Copy every item below word for word, leaving out the pictures.

------------------------

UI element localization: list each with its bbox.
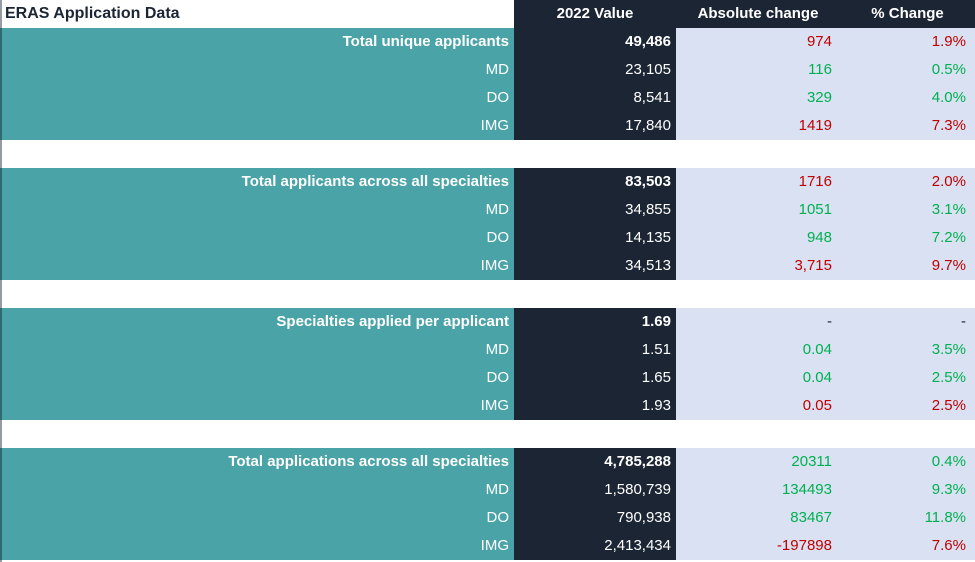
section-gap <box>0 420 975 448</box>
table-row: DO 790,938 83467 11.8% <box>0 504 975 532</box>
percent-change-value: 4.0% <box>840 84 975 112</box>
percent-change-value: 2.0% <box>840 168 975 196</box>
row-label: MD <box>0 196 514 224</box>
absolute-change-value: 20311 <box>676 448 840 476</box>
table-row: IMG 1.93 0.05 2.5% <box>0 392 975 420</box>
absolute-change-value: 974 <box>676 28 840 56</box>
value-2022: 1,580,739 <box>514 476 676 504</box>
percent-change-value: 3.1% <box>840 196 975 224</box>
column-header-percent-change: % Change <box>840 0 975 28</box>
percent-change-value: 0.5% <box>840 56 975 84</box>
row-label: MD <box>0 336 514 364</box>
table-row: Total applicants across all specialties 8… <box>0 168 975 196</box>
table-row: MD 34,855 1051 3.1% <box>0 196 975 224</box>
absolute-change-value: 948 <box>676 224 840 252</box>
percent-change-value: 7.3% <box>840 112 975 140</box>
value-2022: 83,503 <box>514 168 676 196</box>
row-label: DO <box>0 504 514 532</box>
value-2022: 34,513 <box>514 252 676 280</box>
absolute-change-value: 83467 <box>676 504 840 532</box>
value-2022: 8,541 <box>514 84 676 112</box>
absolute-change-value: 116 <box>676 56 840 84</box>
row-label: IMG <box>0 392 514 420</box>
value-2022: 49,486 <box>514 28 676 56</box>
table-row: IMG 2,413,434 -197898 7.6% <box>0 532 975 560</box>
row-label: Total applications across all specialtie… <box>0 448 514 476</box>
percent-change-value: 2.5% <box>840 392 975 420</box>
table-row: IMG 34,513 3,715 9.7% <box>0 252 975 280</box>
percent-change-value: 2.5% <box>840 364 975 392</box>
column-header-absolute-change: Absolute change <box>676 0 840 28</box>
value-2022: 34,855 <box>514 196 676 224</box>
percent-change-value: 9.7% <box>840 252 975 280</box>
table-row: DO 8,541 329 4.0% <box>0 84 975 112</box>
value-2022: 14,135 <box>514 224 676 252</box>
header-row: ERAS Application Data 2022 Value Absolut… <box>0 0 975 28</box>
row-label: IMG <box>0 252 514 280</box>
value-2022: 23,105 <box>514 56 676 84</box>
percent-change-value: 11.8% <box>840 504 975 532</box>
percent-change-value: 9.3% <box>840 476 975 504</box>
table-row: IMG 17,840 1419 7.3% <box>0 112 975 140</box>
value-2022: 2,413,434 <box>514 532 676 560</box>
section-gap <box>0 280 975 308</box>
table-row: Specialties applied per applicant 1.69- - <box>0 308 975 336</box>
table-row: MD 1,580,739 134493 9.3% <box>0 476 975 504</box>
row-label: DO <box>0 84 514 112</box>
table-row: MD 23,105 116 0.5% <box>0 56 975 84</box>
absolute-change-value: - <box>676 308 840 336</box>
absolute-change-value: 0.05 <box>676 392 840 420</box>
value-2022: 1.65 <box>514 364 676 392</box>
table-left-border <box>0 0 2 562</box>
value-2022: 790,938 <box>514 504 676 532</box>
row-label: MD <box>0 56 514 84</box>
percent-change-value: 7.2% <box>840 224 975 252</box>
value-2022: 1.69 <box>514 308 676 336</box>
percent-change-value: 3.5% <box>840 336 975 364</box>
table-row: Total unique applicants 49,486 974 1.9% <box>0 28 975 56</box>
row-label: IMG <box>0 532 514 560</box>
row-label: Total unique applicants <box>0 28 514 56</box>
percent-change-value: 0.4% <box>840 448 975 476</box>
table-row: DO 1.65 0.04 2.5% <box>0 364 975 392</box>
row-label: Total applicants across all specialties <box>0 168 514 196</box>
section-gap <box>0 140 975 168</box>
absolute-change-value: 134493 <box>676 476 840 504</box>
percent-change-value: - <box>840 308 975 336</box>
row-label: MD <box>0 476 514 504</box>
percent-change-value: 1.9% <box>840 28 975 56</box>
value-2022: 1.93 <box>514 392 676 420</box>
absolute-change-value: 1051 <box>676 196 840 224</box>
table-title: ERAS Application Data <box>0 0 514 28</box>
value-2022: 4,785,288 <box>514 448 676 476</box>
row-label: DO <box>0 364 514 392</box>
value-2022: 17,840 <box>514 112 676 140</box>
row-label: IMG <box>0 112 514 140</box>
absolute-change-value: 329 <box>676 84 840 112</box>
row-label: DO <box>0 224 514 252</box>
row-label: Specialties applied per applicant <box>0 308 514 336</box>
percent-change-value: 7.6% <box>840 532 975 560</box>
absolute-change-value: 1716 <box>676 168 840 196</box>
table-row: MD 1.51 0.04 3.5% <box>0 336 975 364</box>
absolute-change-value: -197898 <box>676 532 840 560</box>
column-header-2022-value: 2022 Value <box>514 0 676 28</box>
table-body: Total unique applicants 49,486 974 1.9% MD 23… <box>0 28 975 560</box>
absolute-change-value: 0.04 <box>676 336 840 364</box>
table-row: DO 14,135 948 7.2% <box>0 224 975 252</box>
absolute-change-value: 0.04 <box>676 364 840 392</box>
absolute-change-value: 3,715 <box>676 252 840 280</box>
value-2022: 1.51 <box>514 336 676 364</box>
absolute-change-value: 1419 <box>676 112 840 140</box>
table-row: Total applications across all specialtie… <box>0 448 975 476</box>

------------------------

Finished task:
UI element localization: list each with its bbox.
section-gap <box>0 420 975 448</box>
table-row: DO 790,938 83467 11.8% <box>0 504 975 532</box>
percent-change-value: 4.0% <box>840 84 975 112</box>
percent-change-value: 2.0% <box>840 168 975 196</box>
row-label: MD <box>0 196 514 224</box>
absolute-change-value: 20311 <box>676 448 840 476</box>
table-row: IMG 1.93 0.05 2.5% <box>0 392 975 420</box>
absolute-change-value: 974 <box>676 28 840 56</box>
value-2022: 1,580,739 <box>514 476 676 504</box>
percent-change-value: 3.1% <box>840 196 975 224</box>
column-header-percent-change: % Change <box>840 0 975 28</box>
percent-change-value: 0.5% <box>840 56 975 84</box>
row-label: MD <box>0 336 514 364</box>
table-row: Total applicants across all specialties 8… <box>0 168 975 196</box>
table-row: MD 34,855 1051 3.1% <box>0 196 975 224</box>
absolute-change-value: 948 <box>676 224 840 252</box>
percent-change-value: 7.3% <box>840 112 975 140</box>
value-2022: 83,503 <box>514 168 676 196</box>
row-label: DO <box>0 504 514 532</box>
value-2022: 34,513 <box>514 252 676 280</box>
absolute-change-value: 83467 <box>676 504 840 532</box>
value-2022: 8,541 <box>514 84 676 112</box>
absolute-change-value: 116 <box>676 56 840 84</box>
row-label: IMG <box>0 392 514 420</box>
value-2022: 49,486 <box>514 28 676 56</box>
table-row: IMG 2,413,434 -197898 7.6% <box>0 532 975 560</box>
row-label: Total applications across all specialtie… <box>0 448 514 476</box>
percent-change-value: 2.5% <box>840 392 975 420</box>
table-row: IMG 34,513 3,715 9.7% <box>0 252 975 280</box>
percent-change-value: 2.5% <box>840 364 975 392</box>
column-header-absolute-change: Absolute change <box>676 0 840 28</box>
value-2022: 34,855 <box>514 196 676 224</box>
percent-change-value: 9.7% <box>840 252 975 280</box>
table-row: DO 8,541 329 4.0% <box>0 84 975 112</box>
value-2022: 14,135 <box>514 224 676 252</box>
header-row: ERAS Application Data 2022 Value Absolut… <box>0 0 975 28</box>
row-label: IMG <box>0 252 514 280</box>
value-2022: 23,105 <box>514 56 676 84</box>
percent-change-value: 11.8% <box>840 504 975 532</box>
percent-change-value: 9.3% <box>840 476 975 504</box>
table-row: IMG 17,840 1419 7.3% <box>0 112 975 140</box>
value-2022: 2,413,434 <box>514 532 676 560</box>
section-gap <box>0 280 975 308</box>
table-row: Specialties applied per applicant 1.69- - <box>0 308 975 336</box>
table-row: MD 1,580,739 134493 9.3% <box>0 476 975 504</box>
row-label: DO <box>0 84 514 112</box>
table-row: MD 23,105 116 0.5% <box>0 56 975 84</box>
absolute-change-value: - <box>676 308 840 336</box>
absolute-change-value: 0.05 <box>676 392 840 420</box>
value-2022: 1.65 <box>514 364 676 392</box>
table-left-border <box>0 0 2 562</box>
value-2022: 790,938 <box>514 504 676 532</box>
row-label: MD <box>0 56 514 84</box>
percent-change-value: 7.2% <box>840 224 975 252</box>
value-2022: 1.69 <box>514 308 676 336</box>
percent-change-value: 3.5% <box>840 336 975 364</box>
table-row: Total unique applicants 49,486 974 1.9% <box>0 28 975 56</box>
row-label: IMG <box>0 532 514 560</box>
row-label: Total unique applicants <box>0 28 514 56</box>
percent-change-value: 0.4% <box>840 448 975 476</box>
table-row: DO 1.65 0.04 2.5% <box>0 364 975 392</box>
row-label: Total applicants across all specialties <box>0 168 514 196</box>
section-gap <box>0 140 975 168</box>
absolute-change-value: 134493 <box>676 476 840 504</box>
percent-change-value: - <box>840 308 975 336</box>
row-label: MD <box>0 476 514 504</box>
percent-change-value: 1.9% <box>840 28 975 56</box>
value-2022: 1.93 <box>514 392 676 420</box>
absolute-change-value: 1051 <box>676 196 840 224</box>
table-title: ERAS Application Data <box>0 0 514 28</box>
value-2022: 4,785,288 <box>514 448 676 476</box>
row-label: DO <box>0 364 514 392</box>
value-2022: 17,840 <box>514 112 676 140</box>
row-label: IMG <box>0 112 514 140</box>
absolute-change-value: 329 <box>676 84 840 112</box>
row-label: DO <box>0 224 514 252</box>
row-label: Specialties applied per applicant <box>0 308 514 336</box>
percent-change-value: 7.6% <box>840 532 975 560</box>
absolute-change-value: 1716 <box>676 168 840 196</box>
table-row: MD 1.51 0.04 3.5% <box>0 336 975 364</box>
absolute-change-value: -197898 <box>676 532 840 560</box>
column-header-2022-value: 2022 Value <box>514 0 676 28</box>
table-body: Total unique applicants 49,486 974 1.9% MD 23… <box>0 28 975 560</box>
absolute-change-value: 0.04 <box>676 336 840 364</box>
table-row: DO 14,135 948 7.2% <box>0 224 975 252</box>
absolute-change-value: 0.04 <box>676 364 840 392</box>
absolute-change-value: 3,715 <box>676 252 840 280</box>
value-2022: 1.51 <box>514 336 676 364</box>
absolute-change-value: 1419 <box>676 112 840 140</box>
table-row: Total applications across all specialtie… <box>0 448 975 476</box>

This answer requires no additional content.